## Exercise instructions
Go through the records and copy each line where the word "this" occurs.

*** Task input

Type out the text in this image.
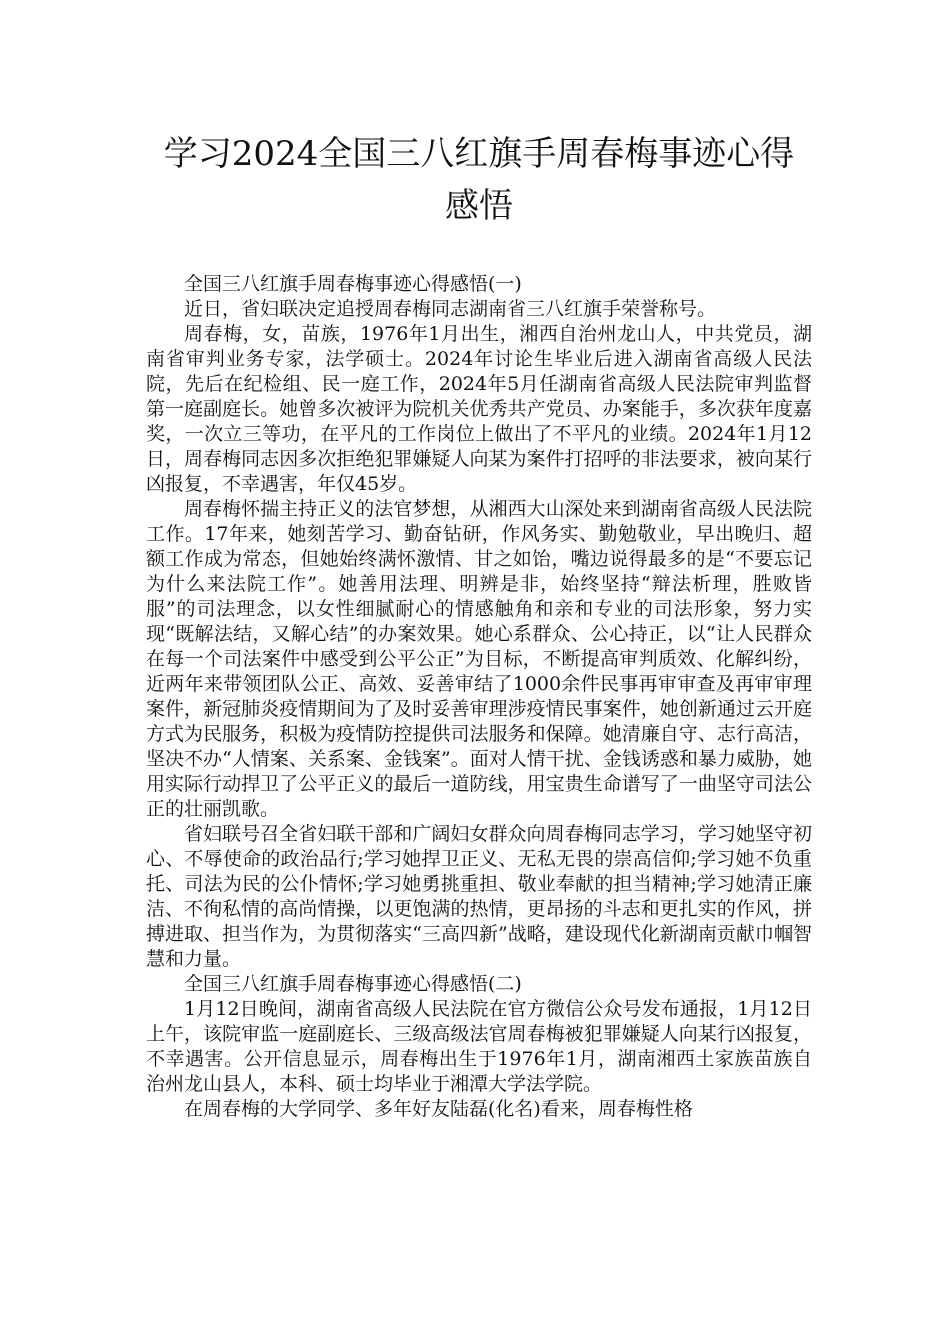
学习2024全国三八红旗手周春梅事迹心得
感悟

全国三八红旗手周春梅事迹心得感悟(一)

近日，省妇联决定追授周春梅同志湖南省三八红旗手荣誉称号。

周春梅，女，苗族，1976年1月出生，湘西自治州龙山人，中共党员，湖南省审判业务专家，法学硕士。2024年讨论生毕业后进入湖南省高级人民法院，先后在纪检组、民一庭工作，2024年5月任湖南省高级人民法院审判监督第一庭副庭长。她曾多次被评为院机关优秀共产党员、办案能手，多次获年度嘉奖，一次立三等功，在平凡的工作岗位上做出了不平凡的业绩。2024年1月12日，周春梅同志因多次拒绝犯罪嫌疑人向某为案件打招呼的非法要求，被向某行凶报复，不幸遇害，年仅45岁。

周春梅怀揣主持正义的法官梦想，从湘西大山深处来到湖南省高级人民法院工作。17年来，她刻苦学习、勤奋钻研，作风务实、勤勉敬业，早出晚归、超额工作成为常态，但她始终满怀激情、甘之如饴，嘴边说得最多的是“不要忘记为什么来法院工作”。她善用法理、明辨是非，始终坚持“辩法析理，胜败皆服”的司法理念，以女性细腻耐心的情感触角和亲和专业的司法形象，努力实现“既解法结，又解心结”的办案效果。她心系群众、公心持正，以“让人民群众在每一个司法案件中感受到公平公正”为目标，不断提高审判质效、化解纠纷，近两年来带领团队公正、高效、妥善审结了1000余件民事再审审查及再审审理案件，新冠肺炎疫情期间为了及时妥善审理涉疫情民事案件，她创新通过云开庭方式为民服务，积极为疫情防控提供司法服务和保障。她清廉自守、志行高洁，坚决不办“人情案、关系案、金钱案”。面对人情干扰、金钱诱惑和暴力威胁，她用实际行动捍卫了公平正义的最后一道防线，用宝贵生命谱写了一曲坚守司法公正的壮丽凯歌。

省妇联号召全省妇联干部和广阔妇女群众向周春梅同志学习，学习她坚守初心、不辱使命的政治品行;学习她捍卫正义、无私无畏的崇高信仰;学习她不负重托、司法为民的公仆情怀;学习她勇挑重担、敬业奉献的担当精神;学习她清正廉洁、不徇私情的高尚情操，以更饱满的热情，更昂扬的斗志和更扎实的作风，拼搏进取、担当作为，为贯彻落实“三高四新”战略，建设现代化新湖南贡献巾帼智慧和力量。

全国三八红旗手周春梅事迹心得感悟(二)

1月12日晚间，湖南省高级人民法院在官方微信公众号发布通报，1月12日上午，该院审监一庭副庭长、三级高级法官周春梅被犯罪嫌疑人向某行凶报复，不幸遇害。公开信息显示，周春梅出生于1976年1月，湖南湘西土家族苗族自治州龙山县人，本科、硕士均毕业于湘潭大学法学院。

在周春梅的大学同学、多年好友陆磊(化名)看来，周春梅性格
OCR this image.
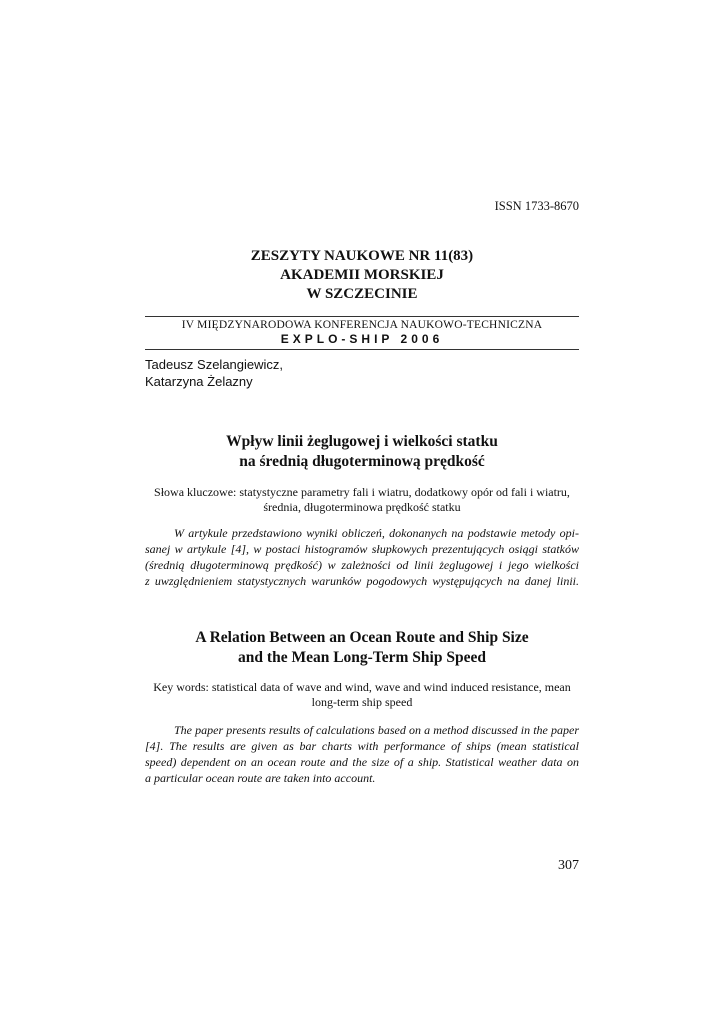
ISSN 1733-8670
ZESZYTY NAUKOWE NR 11(83)
AKADEMII MORSKIEJ
W SZCZECINIE
IV MIĘDZYNARODOWA KONFERENCJA NAUKOWO-TECHNICZNA
EXPLO-SHIP 2006
Tadeusz Szelangiewicz,
Katarzyna Żelazny
Wpływ linii żeglugowej i wielkości statku
na średnią długoterminową prędkość
Słowa kluczowe: statystyczne parametry fali i wiatru, dodatkowy opór od fali i wiatru,
średnia, długoterminowa prędkość statku
W artykule przedstawiono wyniki obliczeń, dokonanych na podstawie metody opi-
sanej w artykule [4], w postaci histogramów słupkowych prezentujących osiągi statków
(średnią długoterminową prędkość) w zależności od linii żeglugowej i jego wielkości
z uwzględnieniem statystycznych warunków pogodowych występujących na danej linii.
A Relation Between an Ocean Route and Ship Size
and the Mean Long-Term Ship Speed
Key words: statistical data of wave and wind, wave and wind induced resistance, mean
long-term ship speed
The paper presents results of calculations based on a method discussed in the paper
[4]. The results are given as bar charts with performance of ships (mean statistical
speed) dependent on an ocean route and the size of a ship. Statistical weather data on
a particular ocean route are taken into account.
307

******

## The result
Type out the text in this image.
OCR this image.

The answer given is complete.